Exercise details:
Please pull out every line that includes the string "XX教思语".

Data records
-- Start --
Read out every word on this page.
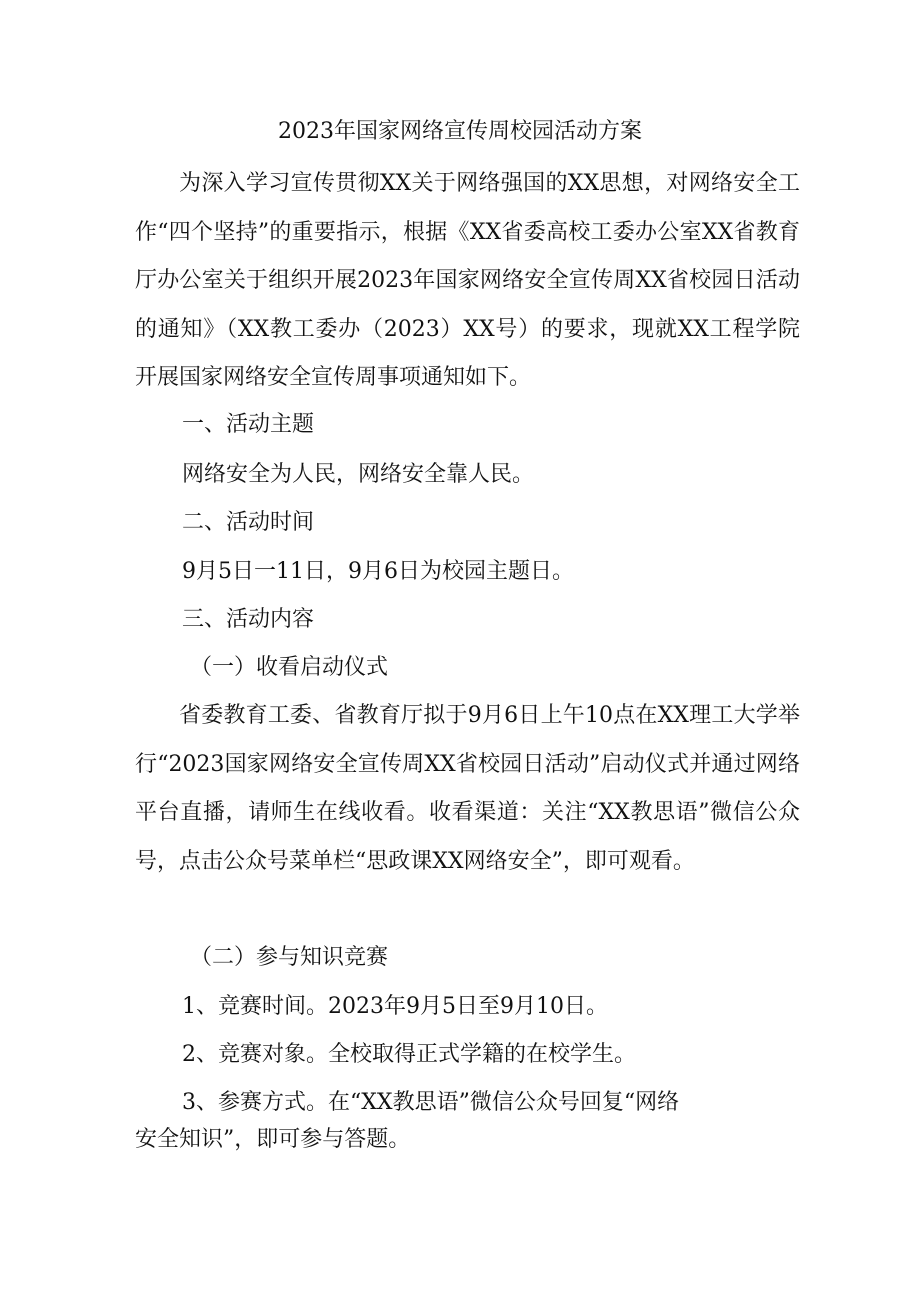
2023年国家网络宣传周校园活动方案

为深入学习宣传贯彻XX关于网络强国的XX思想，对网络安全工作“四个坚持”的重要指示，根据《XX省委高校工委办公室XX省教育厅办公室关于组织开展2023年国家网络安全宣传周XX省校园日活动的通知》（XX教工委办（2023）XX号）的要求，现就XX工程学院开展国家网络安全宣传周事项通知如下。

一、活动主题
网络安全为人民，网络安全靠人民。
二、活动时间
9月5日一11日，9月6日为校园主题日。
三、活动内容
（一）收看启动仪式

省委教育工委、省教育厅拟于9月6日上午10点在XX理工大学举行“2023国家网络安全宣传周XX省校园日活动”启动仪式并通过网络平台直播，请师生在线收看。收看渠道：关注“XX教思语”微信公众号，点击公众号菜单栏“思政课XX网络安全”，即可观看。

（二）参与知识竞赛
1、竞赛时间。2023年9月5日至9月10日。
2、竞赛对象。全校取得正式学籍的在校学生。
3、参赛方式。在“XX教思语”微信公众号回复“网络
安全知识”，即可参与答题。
-- End --
-- Start --
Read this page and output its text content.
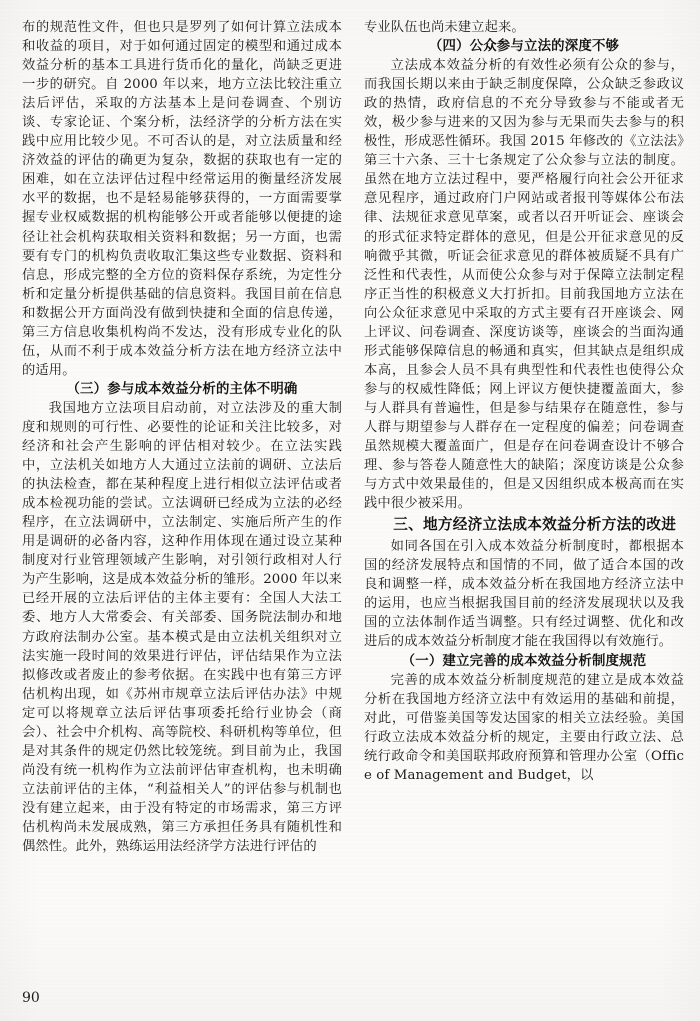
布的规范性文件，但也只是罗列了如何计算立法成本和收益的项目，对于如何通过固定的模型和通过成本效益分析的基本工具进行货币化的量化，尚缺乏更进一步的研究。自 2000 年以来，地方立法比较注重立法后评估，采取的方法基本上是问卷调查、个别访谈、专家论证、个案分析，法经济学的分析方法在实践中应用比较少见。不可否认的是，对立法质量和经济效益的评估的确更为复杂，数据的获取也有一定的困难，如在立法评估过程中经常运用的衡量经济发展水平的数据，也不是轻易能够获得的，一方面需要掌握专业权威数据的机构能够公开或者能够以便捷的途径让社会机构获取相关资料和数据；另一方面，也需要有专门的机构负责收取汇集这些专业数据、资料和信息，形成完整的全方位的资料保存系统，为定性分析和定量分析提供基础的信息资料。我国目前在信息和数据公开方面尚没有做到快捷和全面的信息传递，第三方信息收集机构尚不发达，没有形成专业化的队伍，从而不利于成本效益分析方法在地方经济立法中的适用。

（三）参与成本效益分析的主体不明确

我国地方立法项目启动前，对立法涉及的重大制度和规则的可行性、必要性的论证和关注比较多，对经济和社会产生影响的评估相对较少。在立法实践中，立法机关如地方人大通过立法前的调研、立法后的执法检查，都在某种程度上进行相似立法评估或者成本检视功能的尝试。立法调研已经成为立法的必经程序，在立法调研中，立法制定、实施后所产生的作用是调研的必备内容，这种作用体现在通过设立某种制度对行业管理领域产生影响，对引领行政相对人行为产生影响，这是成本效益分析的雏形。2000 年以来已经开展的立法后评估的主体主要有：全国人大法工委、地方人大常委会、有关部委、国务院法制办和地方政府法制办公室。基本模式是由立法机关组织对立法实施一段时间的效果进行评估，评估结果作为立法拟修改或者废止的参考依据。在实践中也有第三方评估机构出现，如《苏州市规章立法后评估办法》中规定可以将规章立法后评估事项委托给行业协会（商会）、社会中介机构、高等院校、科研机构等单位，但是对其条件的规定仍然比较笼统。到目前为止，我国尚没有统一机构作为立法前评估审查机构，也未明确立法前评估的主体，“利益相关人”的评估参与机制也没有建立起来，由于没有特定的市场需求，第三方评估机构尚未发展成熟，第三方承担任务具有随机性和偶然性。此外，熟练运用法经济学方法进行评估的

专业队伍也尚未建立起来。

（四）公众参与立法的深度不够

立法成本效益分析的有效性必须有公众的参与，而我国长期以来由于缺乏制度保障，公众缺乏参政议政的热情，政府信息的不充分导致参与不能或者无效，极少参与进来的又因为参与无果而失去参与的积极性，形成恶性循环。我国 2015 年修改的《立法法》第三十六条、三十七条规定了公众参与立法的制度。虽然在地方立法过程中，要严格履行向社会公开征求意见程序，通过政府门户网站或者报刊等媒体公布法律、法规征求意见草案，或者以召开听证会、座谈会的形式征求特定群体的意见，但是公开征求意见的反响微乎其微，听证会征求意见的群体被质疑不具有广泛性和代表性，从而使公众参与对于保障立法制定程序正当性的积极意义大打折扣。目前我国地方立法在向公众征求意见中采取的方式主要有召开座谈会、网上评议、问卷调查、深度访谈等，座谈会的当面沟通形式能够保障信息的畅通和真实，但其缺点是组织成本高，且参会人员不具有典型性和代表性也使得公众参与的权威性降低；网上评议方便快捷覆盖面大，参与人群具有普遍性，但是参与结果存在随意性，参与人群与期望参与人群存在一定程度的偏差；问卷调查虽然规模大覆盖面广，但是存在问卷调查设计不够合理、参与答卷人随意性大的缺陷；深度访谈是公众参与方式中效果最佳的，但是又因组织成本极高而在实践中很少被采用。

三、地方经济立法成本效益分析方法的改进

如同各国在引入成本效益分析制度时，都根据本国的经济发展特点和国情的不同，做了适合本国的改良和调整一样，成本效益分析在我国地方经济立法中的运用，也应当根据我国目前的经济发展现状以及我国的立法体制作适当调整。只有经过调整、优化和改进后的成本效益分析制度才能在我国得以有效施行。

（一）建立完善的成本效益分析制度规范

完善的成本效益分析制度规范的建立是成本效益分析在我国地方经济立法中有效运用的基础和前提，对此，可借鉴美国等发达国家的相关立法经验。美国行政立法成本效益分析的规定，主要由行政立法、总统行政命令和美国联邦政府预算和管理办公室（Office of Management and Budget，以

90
-- End --
Response to this task:
省委教育工委、省教育厅拟于9月6日上午10点在XX理工大学举行“2023国家网络安全宣传周XX省校园日活动”启动仪式并通过网络平台直播，请师生在线收看。收看渠道：关注“XX教思语”微信公众号，点击公众号菜单栏“思政课XX网络安全”，即可观看。
3、参赛方式。在“XX教思语”微信公众号回复“网络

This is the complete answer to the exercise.